[BEGIN GIVEN RECORDS]
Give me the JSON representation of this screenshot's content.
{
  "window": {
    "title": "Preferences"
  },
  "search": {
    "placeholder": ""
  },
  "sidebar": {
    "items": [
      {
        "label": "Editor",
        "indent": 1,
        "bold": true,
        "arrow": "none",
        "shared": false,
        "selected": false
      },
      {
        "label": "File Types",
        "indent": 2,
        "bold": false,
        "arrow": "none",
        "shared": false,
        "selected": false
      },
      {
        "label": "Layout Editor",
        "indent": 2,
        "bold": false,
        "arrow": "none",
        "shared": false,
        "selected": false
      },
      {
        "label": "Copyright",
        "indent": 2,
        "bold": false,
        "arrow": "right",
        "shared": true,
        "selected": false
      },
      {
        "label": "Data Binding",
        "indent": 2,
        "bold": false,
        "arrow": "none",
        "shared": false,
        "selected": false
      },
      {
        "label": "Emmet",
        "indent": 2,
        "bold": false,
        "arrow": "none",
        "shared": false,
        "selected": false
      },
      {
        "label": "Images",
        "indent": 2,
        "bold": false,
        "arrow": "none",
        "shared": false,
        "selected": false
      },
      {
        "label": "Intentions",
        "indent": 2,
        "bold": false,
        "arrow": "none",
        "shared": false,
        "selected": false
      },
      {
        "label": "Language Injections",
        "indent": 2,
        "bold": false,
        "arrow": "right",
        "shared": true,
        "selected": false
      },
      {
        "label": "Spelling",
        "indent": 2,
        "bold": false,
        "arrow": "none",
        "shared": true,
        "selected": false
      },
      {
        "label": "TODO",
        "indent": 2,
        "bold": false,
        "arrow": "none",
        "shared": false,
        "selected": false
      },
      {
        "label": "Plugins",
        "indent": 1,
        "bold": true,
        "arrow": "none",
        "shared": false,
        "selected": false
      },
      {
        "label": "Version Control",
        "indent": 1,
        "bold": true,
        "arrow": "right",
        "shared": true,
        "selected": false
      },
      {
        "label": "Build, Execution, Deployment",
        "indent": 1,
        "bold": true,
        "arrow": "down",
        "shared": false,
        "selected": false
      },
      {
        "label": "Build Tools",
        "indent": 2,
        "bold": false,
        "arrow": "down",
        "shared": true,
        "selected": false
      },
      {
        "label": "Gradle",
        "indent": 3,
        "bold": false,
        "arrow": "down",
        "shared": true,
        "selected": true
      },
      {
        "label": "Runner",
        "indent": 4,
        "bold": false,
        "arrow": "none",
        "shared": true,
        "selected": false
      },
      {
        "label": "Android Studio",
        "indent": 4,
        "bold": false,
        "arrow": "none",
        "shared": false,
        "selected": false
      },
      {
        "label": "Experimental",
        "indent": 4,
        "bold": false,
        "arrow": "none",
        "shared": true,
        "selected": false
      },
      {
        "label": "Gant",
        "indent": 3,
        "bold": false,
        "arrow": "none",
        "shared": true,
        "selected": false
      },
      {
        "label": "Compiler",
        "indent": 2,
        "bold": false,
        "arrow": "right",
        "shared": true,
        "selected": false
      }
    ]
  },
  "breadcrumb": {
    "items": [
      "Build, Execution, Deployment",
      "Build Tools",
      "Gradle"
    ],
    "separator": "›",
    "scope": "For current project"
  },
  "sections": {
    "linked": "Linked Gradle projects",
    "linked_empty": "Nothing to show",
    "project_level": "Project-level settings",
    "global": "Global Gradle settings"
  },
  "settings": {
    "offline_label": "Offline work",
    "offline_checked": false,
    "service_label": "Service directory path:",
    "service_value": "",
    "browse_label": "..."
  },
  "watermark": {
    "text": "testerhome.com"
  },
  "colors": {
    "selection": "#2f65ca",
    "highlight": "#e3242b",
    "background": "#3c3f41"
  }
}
[END GIVEN RECORDS]
JOB
Extract each entry in full, exactly as given.

TASK RESULT
Give me the JSON representation of this screenshot's content.
{
  "window": {
    "title": "Preferences"
  },
  "search": {
    "placeholder": ""
  },
  "sidebar": {
    "items": [
      {
        "label": "Editor",
        "indent": 1,
        "bold": true,
        "arrow": "none",
        "shared": false,
        "selected": false
      },
      {
        "label": "File Types",
        "indent": 2,
        "bold": false,
        "arrow": "none",
        "shared": false,
        "selected": false
      },
      {
        "label": "Layout Editor",
        "indent": 2,
        "bold": false,
        "arrow": "none",
        "shared": false,
        "selected": false
      },
      {
        "label": "Copyright",
        "indent": 2,
        "bold": false,
        "arrow": "right",
        "shared": true,
        "selected": false
      },
      {
        "label": "Data Binding",
        "indent": 2,
        "bold": false,
        "arrow": "none",
        "shared": false,
        "selected": false
      },
      {
        "label": "Emmet",
        "indent": 2,
        "bold": false,
        "arrow": "none",
        "shared": false,
        "selected": false
      },
      {
        "label": "Images",
        "indent": 2,
        "bold": false,
        "arrow": "none",
        "shared": false,
        "selected": false
      },
      {
        "label": "Intentions",
        "indent": 2,
        "bold": false,
        "arrow": "none",
        "shared": false,
        "selected": false
      },
      {
        "label": "Language Injections",
        "indent": 2,
        "bold": false,
        "arrow": "right",
        "shared": true,
        "selected": false
      },
      {
        "label": "Spelling",
        "indent": 2,
        "bold": false,
        "arrow": "none",
        "shared": true,
        "selected": false
      },
      {
        "label": "TODO",
        "indent": 2,
        "bold": false,
        "arrow": "none",
        "shared": false,
        "selected": false
      },
      {
        "label": "Plugins",
        "indent": 1,
        "bold": true,
        "arrow": "none",
        "shared": false,
        "selected": false
      },
      {
        "label": "Version Control",
        "indent": 1,
        "bold": true,
        "arrow": "right",
        "shared": true,
        "selected": false
      },
      {
        "label": "Build, Execution, Deployment",
        "indent": 1,
        "bold": true,
        "arrow": "down",
        "shared": false,
        "selected": false
      },
      {
        "label": "Build Tools",
        "indent": 2,
        "bold": false,
        "arrow": "down",
        "shared": true,
        "selected": false
      },
      {
        "label": "Gradle",
        "indent": 3,
        "bold": false,
        "arrow": "down",
        "shared": true,
        "selected": true
      },
      {
        "label": "Runner",
        "indent": 4,
        "bold": false,
        "arrow": "none",
        "shared": true,
        "selected": false
      },
      {
        "label": "Android Studio",
        "indent": 4,
        "bold": false,
        "arrow": "none",
        "shared": false,
        "selected": false
      },
      {
        "label": "Experimental",
        "indent": 4,
        "bold": false,
        "arrow": "none",
        "shared": true,
        "selected": false
      },
      {
        "label": "Gant",
        "indent": 3,
        "bold": false,
        "arrow": "none",
        "shared": true,
        "selected": false
      },
      {
        "label": "Compiler",
        "indent": 2,
        "bold": false,
        "arrow": "right",
        "shared": true,
        "selected": false
      }
    ]
  },
  "breadcrumb": {
    "items": [
      "Build, Execution, Deployment",
      "Build Tools",
      "Gradle"
    ],
    "separator": "›",
    "scope": "For current project"
  },
  "sections": {
    "linked": "Linked Gradle projects",
    "linked_empty": "Nothing to show",
    "project_level": "Project-level settings",
    "global": "Global Gradle settings"
  },
  "settings": {
    "offline_label": "Offline work",
    "offline_checked": false,
    "service_label": "Service directory path:",
    "service_value": "",
    "browse_label": "..."
  },
  "watermark": {
    "text": "testerhome.com"
  },
  "colors": {
    "selection": "#2f65ca",
    "highlight": "#e3242b",
    "background": "#3c3f41"
  }
}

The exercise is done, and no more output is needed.